◆ EXERCISE BRIEF:
Identify the lines that contain the string "title" and report only how many there are.

:: INFORMATION SHOWN

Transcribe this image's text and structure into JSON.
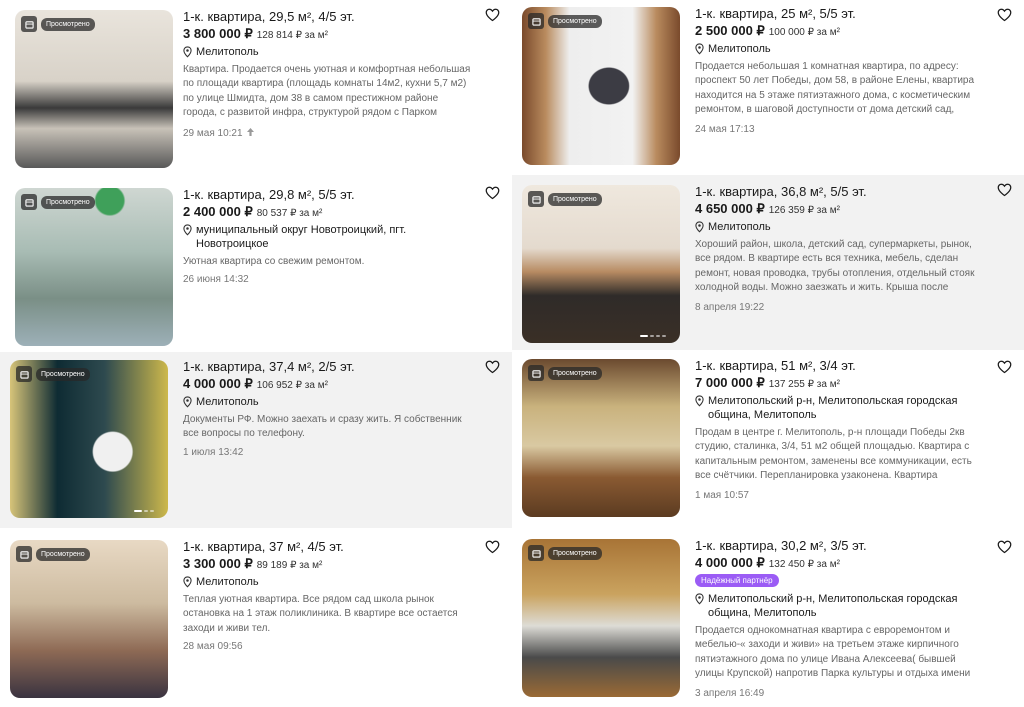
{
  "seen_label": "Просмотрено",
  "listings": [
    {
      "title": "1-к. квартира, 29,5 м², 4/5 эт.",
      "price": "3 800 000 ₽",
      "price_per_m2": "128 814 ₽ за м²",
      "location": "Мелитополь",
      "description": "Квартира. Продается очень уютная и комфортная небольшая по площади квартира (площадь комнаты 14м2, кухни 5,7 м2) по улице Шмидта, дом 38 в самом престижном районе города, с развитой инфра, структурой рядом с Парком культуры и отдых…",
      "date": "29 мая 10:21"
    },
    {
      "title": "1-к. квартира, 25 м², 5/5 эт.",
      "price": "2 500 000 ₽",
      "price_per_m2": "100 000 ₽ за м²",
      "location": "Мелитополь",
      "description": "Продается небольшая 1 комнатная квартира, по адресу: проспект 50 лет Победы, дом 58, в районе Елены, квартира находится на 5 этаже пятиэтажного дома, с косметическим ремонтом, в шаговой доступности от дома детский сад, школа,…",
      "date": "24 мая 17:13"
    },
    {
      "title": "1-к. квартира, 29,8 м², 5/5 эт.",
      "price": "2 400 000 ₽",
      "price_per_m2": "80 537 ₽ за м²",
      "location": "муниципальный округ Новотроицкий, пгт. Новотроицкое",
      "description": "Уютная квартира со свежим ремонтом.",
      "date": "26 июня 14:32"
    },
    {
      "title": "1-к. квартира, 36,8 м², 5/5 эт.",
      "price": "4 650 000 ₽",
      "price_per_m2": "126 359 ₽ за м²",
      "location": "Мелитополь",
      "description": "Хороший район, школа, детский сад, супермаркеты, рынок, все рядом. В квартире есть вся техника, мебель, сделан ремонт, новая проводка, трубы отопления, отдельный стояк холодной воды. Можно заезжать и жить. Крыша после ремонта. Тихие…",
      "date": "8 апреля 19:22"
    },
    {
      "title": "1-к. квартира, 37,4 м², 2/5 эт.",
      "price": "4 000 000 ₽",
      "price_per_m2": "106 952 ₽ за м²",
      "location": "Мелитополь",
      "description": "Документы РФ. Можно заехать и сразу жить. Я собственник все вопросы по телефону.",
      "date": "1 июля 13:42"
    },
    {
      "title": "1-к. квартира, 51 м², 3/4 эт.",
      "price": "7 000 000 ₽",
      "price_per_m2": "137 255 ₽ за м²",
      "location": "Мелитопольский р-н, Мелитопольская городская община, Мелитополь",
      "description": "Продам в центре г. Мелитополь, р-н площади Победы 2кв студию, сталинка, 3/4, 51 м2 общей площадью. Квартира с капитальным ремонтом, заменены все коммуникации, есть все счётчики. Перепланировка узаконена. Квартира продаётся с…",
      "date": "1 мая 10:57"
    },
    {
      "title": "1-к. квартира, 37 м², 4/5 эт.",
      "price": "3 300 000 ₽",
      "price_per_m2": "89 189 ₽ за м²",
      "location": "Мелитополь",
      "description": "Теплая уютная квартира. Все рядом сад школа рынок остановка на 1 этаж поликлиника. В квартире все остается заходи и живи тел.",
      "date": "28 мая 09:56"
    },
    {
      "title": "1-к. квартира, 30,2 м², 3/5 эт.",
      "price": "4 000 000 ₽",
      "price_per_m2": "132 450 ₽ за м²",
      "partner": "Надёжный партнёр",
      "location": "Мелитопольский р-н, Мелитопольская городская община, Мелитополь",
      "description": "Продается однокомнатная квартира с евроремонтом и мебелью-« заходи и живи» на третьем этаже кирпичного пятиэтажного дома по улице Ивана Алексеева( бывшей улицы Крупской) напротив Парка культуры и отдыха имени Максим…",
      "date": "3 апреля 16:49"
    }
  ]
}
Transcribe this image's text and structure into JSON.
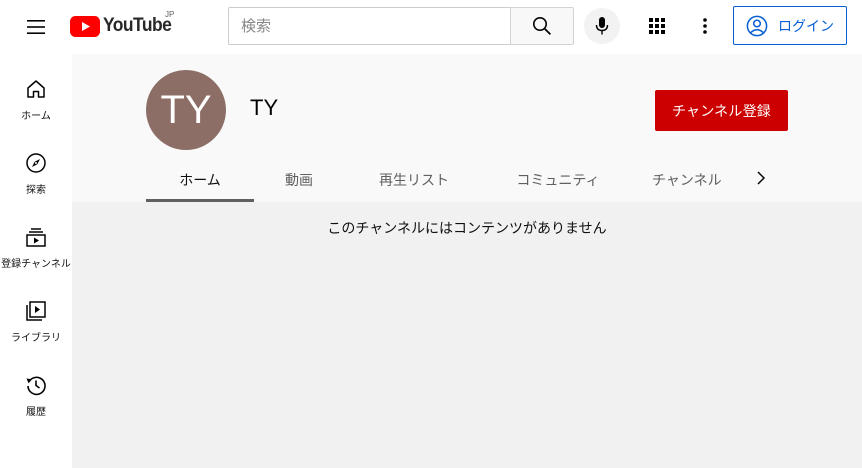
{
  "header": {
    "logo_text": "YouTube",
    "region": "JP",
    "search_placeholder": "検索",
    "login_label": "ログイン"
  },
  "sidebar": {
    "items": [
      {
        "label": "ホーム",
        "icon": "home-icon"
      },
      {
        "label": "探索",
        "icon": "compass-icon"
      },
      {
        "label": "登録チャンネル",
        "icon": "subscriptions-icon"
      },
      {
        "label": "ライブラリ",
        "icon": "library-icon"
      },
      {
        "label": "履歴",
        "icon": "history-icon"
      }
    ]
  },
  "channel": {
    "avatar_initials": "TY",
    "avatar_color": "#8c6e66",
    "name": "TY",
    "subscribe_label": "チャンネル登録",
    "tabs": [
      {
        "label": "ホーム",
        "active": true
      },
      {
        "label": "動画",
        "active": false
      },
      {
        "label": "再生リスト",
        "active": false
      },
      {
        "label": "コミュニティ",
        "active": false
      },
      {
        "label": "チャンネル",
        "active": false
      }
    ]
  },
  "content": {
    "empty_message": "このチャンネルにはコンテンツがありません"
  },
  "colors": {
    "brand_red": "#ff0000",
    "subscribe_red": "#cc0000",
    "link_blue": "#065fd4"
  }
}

::::

◆ RIGHT ANSWER:
8